**Record extracts:**

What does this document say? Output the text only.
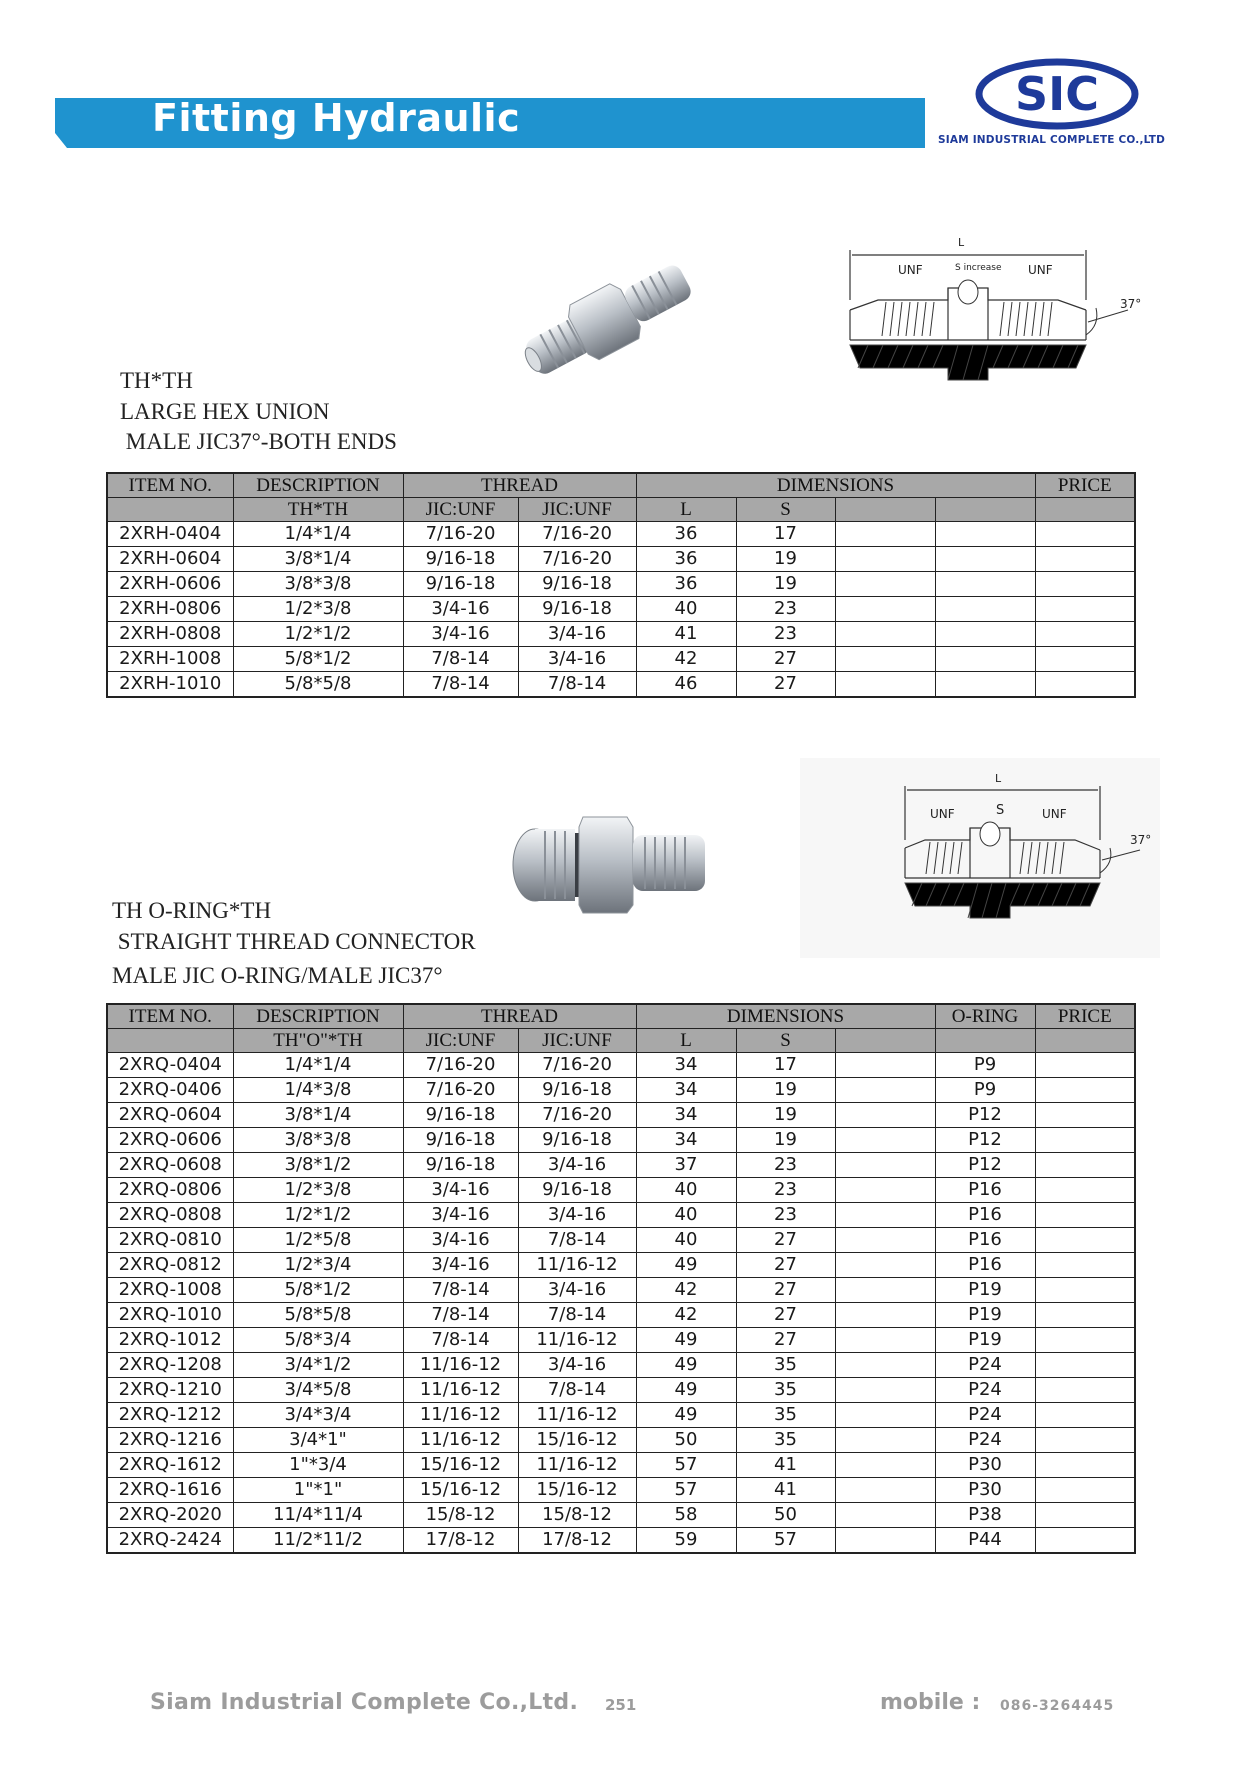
Fitting Hydraulic	SIC
SIAM INDUSTRIAL COMPLETE CO.,LTD
TH*TH
LARGE HEX UNION
MALE JIC37°-BOTH ENDS
L
UNF	S increase UNF
37°
ITEM NO.	DESCRIPTION	THREAD		DIMENSIONS				PRICE
	TH*TH	JIC:UNF	JIC:UNF	L	S			
2XRH-0404	1/4*1/4	7/16-20	7/16-20	36	17			
2XRH-0604	3/8*1/4	9/16-18	7/16-20	36	19			
2XRH-0606	3/8*3/8	9/16-18	9/16-18	36	19			
2XRH-0806	1/2*3/8	3/4-16	9/16-18	40	23			
2XRH-0808	1/2*1/2	3/4-16	3/4-16	41	23			
2XRH-1008	5/8*1/2	7/8-14	3/4-16	42	27			
2XRH-1010	5/8*5/8	7/8-14	7/8-14	46	27			
TH O-RING*TH
STRAIGHT THREAD CONNECTOR
MALE JIC O-RING/MALE JIC37°
L
UNF	S	UNF
37°
ITEM NO.	DESCRIPTION	THREAD		DIMENSIONS			O-RING	PRICE
	TH"O"*TH	JIC:UNF	JIC:UNF	L	S			
2XRQ-0404	1/4*1/4	7/16-20	7/16-20	34	17		P9	
2XRQ-0406	1/4*3/8	7/16-20	9/16-18	34	19		P9	
2XRQ-0604	3/8*1/4	9/16-18	7/16-20	34	19		P12	
2XRQ-0606	3/8*3/8	9/16-18	9/16-18	34	19		P12	
2XRQ-0608	3/8*1/2	9/16-18	3/4-16	37	23		P12	
2XRQ-0806	1/2*3/8	3/4-16	9/16-18	40	23		P16	
2XRQ-0808	1/2*1/2	3/4-16	3/4-16	40	23		P16	
2XRQ-0810	1/2*5/8	3/4-16	7/8-14	40	27		P16	
2XRQ-0812	1/2*3/4	3/4-16	11/16-12	49	27		P16	
2XRQ-1008	5/8*1/2	7/8-14	3/4-16	42	27		P19	
2XRQ-1010	5/8*5/8	7/8-14	7/8-14	42	27		P19	
2XRQ-1012	5/8*3/4	7/8-14	11/16-12	49	27		P19	
2XRQ-1208	3/4*1/2	11/16-12	3/4-16	49	35		P24	
2XRQ-1210	3/4*5/8	11/16-12	7/8-14	49	35		P24	
2XRQ-1212	3/4*3/4	11/16-12	11/16-12	49	35		P24	
2XRQ-1216	3/4*1"	11/16-12	15/16-12	50	35		P24	
2XRQ-1612	1"*3/4	15/16-12	11/16-12	57	41		P30	
2XRQ-1616	1"*1"	15/16-12	15/16-12	57	41		P30	
2XRQ-2020	11/4*11/4	15/8-12	15/8-12	58	50		P38	
2XRQ-2424	11/2*11/2	17/8-12	17/8-12	59	57		P44	
Siam Industrial Complete Co.,Ltd. 251	mobile : 086-3264445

**Required work:** Write down the number of lines where the word "MALE" appears, and nothing further.

**The output:** 2